Please write the listing below out again exactly, leaving every picture behind.

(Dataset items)
(begin)

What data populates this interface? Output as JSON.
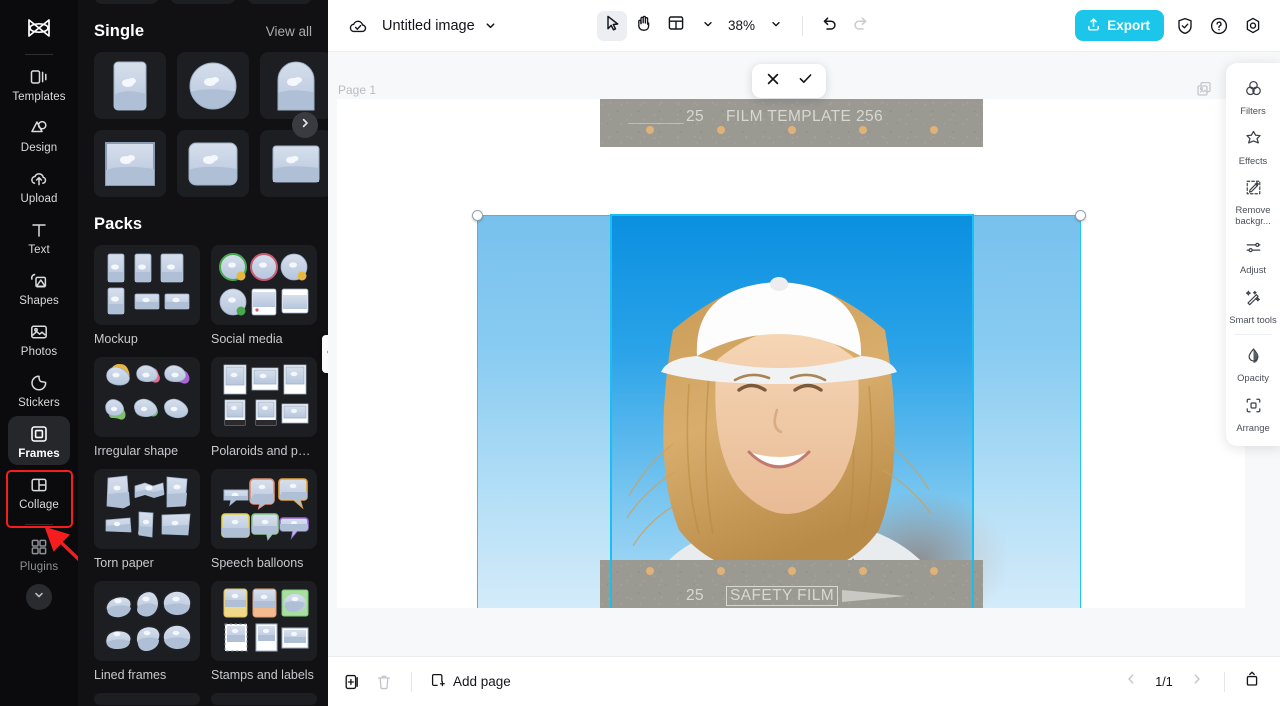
{
  "rail": {
    "logo_icon": "capcut-logo-icon",
    "items": [
      {
        "label": "Templates",
        "icon": "templates-icon",
        "active": false
      },
      {
        "label": "Design",
        "icon": "design-icon",
        "active": false
      },
      {
        "label": "Upload",
        "icon": "upload-cloud-icon",
        "active": false
      },
      {
        "label": "Text",
        "icon": "text-icon",
        "active": false
      },
      {
        "label": "Shapes",
        "icon": "shapes-icon",
        "active": false
      },
      {
        "label": "Photos",
        "icon": "photos-icon",
        "active": false
      },
      {
        "label": "Stickers",
        "icon": "stickers-icon",
        "active": false
      },
      {
        "label": "Frames",
        "icon": "frames-icon",
        "active": true
      },
      {
        "label": "Collage",
        "icon": "collage-icon",
        "active": false
      },
      {
        "label": "Plugins",
        "icon": "plugins-icon",
        "active": false
      }
    ],
    "expand_icon": "chevron-down-icon"
  },
  "panel": {
    "single": {
      "title": "Single",
      "view_all": "View all",
      "next_icon": "chevron-right-icon",
      "thumbs": [
        "rounded-rect-portrait",
        "circle",
        "arch",
        "square-outline",
        "rounded-square",
        "inset-rect"
      ]
    },
    "packs": {
      "title": "Packs",
      "items": [
        {
          "label": "Mockup"
        },
        {
          "label": "Social media"
        },
        {
          "label": "Irregular shape"
        },
        {
          "label": "Polaroids and photo ..."
        },
        {
          "label": "Torn paper"
        },
        {
          "label": "Speech balloons"
        },
        {
          "label": "Lined frames"
        },
        {
          "label": "Stamps and labels"
        }
      ]
    },
    "collapse_icon": "chevron-left-icon"
  },
  "topbar": {
    "cloud_icon": "cloud-saved-icon",
    "doc_title": "Untitled image",
    "title_caret_icon": "chevron-down-icon",
    "tools": [
      {
        "name": "select-tool",
        "icon": "cursor-arrow-icon",
        "selected": true
      },
      {
        "name": "hand-tool",
        "icon": "hand-icon",
        "selected": false
      },
      {
        "name": "layout-tool",
        "icon": "layout-icon",
        "selected": false
      }
    ],
    "layout_caret_icon": "chevron-down-icon",
    "zoom_level": "38%",
    "zoom_caret_icon": "chevron-down-icon",
    "undo_icon": "undo-icon",
    "redo_icon": "redo-icon",
    "export_label": "Export",
    "export_icon": "export-upload-icon",
    "export_color": "#1cc6ea",
    "shield_icon": "shield-check-icon",
    "help_icon": "question-circle-icon",
    "settings_icon": "settings-gear-icon"
  },
  "canvas": {
    "page_label": "Page 1",
    "duplicate_icon": "duplicate-page-icon",
    "confirm": {
      "cancel_icon": "close-x-icon",
      "apply_icon": "check-icon"
    },
    "selection": {
      "border_color": "#17c0ee",
      "handles": [
        "top-left",
        "top-right",
        "bottom-left",
        "bottom-right"
      ]
    },
    "film": {
      "top_number": "25",
      "top_text": "FILM TEMPLATE 256",
      "bottom_number": "25",
      "bottom_text": "SAFETY FILM",
      "sprocket_color": "#dfb276",
      "strip_color": "#9a9992"
    }
  },
  "rightpanel": {
    "items": [
      {
        "label": "Filters",
        "icon": "filters-icon"
      },
      {
        "label": "Effects",
        "icon": "effects-star-icon"
      },
      {
        "label": "Remove backgr...",
        "icon": "remove-background-icon"
      },
      {
        "label": "Adjust",
        "icon": "adjust-sliders-icon"
      },
      {
        "label": "Smart tools",
        "icon": "smart-tools-wand-icon"
      },
      {
        "label": "Opacity",
        "icon": "opacity-droplet-icon"
      },
      {
        "label": "Arrange",
        "icon": "arrange-icon"
      }
    ]
  },
  "bottombar": {
    "duplicate_icon": "duplicate-icon",
    "delete_icon": "trash-icon",
    "add_page_label": "Add page",
    "add_page_icon": "add-page-icon",
    "prev_icon": "chevron-left-icon",
    "page_indicator": "1/1",
    "next_icon": "chevron-right-icon",
    "collapse_icon": "collapse-panel-icon"
  },
  "annotation": {
    "highlight_color": "#f51d1d",
    "target": "Frames"
  }
}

(end)

Response for this exercise:
What data populates this interface? Output as JSON.
{
  "rail": {
    "logo_icon": "capcut-logo-icon",
    "items": [
      {
        "label": "Templates",
        "icon": "templates-icon",
        "active": false
      },
      {
        "label": "Design",
        "icon": "design-icon",
        "active": false
      },
      {
        "label": "Upload",
        "icon": "upload-cloud-icon",
        "active": false
      },
      {
        "label": "Text",
        "icon": "text-icon",
        "active": false
      },
      {
        "label": "Shapes",
        "icon": "shapes-icon",
        "active": false
      },
      {
        "label": "Photos",
        "icon": "photos-icon",
        "active": false
      },
      {
        "label": "Stickers",
        "icon": "stickers-icon",
        "active": false
      },
      {
        "label": "Frames",
        "icon": "frames-icon",
        "active": true
      },
      {
        "label": "Collage",
        "icon": "collage-icon",
        "active": false
      },
      {
        "label": "Plugins",
        "icon": "plugins-icon",
        "active": false
      }
    ],
    "expand_icon": "chevron-down-icon"
  },
  "panel": {
    "single": {
      "title": "Single",
      "view_all": "View all",
      "next_icon": "chevron-right-icon",
      "thumbs": [
        "rounded-rect-portrait",
        "circle",
        "arch",
        "square-outline",
        "rounded-square",
        "inset-rect"
      ]
    },
    "packs": {
      "title": "Packs",
      "items": [
        {
          "label": "Mockup"
        },
        {
          "label": "Social media"
        },
        {
          "label": "Irregular shape"
        },
        {
          "label": "Polaroids and photo ..."
        },
        {
          "label": "Torn paper"
        },
        {
          "label": "Speech balloons"
        },
        {
          "label": "Lined frames"
        },
        {
          "label": "Stamps and labels"
        }
      ]
    },
    "collapse_icon": "chevron-left-icon"
  },
  "topbar": {
    "cloud_icon": "cloud-saved-icon",
    "doc_title": "Untitled image",
    "title_caret_icon": "chevron-down-icon",
    "tools": [
      {
        "name": "select-tool",
        "icon": "cursor-arrow-icon",
        "selected": true
      },
      {
        "name": "hand-tool",
        "icon": "hand-icon",
        "selected": false
      },
      {
        "name": "layout-tool",
        "icon": "layout-icon",
        "selected": false
      }
    ],
    "layout_caret_icon": "chevron-down-icon",
    "zoom_level": "38%",
    "zoom_caret_icon": "chevron-down-icon",
    "undo_icon": "undo-icon",
    "redo_icon": "redo-icon",
    "export_label": "Export",
    "export_icon": "export-upload-icon",
    "export_color": "#1cc6ea",
    "shield_icon": "shield-check-icon",
    "help_icon": "question-circle-icon",
    "settings_icon": "settings-gear-icon"
  },
  "canvas": {
    "page_label": "Page 1",
    "duplicate_icon": "duplicate-page-icon",
    "confirm": {
      "cancel_icon": "close-x-icon",
      "apply_icon": "check-icon"
    },
    "selection": {
      "border_color": "#17c0ee",
      "handles": [
        "top-left",
        "top-right",
        "bottom-left",
        "bottom-right"
      ]
    },
    "film": {
      "top_number": "25",
      "top_text": "FILM TEMPLATE 256",
      "bottom_number": "25",
      "bottom_text": "SAFETY FILM",
      "sprocket_color": "#dfb276",
      "strip_color": "#9a9992"
    }
  },
  "rightpanel": {
    "items": [
      {
        "label": "Filters",
        "icon": "filters-icon"
      },
      {
        "label": "Effects",
        "icon": "effects-star-icon"
      },
      {
        "label": "Remove backgr...",
        "icon": "remove-background-icon"
      },
      {
        "label": "Adjust",
        "icon": "adjust-sliders-icon"
      },
      {
        "label": "Smart tools",
        "icon": "smart-tools-wand-icon"
      },
      {
        "label": "Opacity",
        "icon": "opacity-droplet-icon"
      },
      {
        "label": "Arrange",
        "icon": "arrange-icon"
      }
    ]
  },
  "bottombar": {
    "duplicate_icon": "duplicate-icon",
    "delete_icon": "trash-icon",
    "add_page_label": "Add page",
    "add_page_icon": "add-page-icon",
    "prev_icon": "chevron-left-icon",
    "page_indicator": "1/1",
    "next_icon": "chevron-right-icon",
    "collapse_icon": "collapse-panel-icon"
  },
  "annotation": {
    "highlight_color": "#f51d1d",
    "target": "Frames"
  }
}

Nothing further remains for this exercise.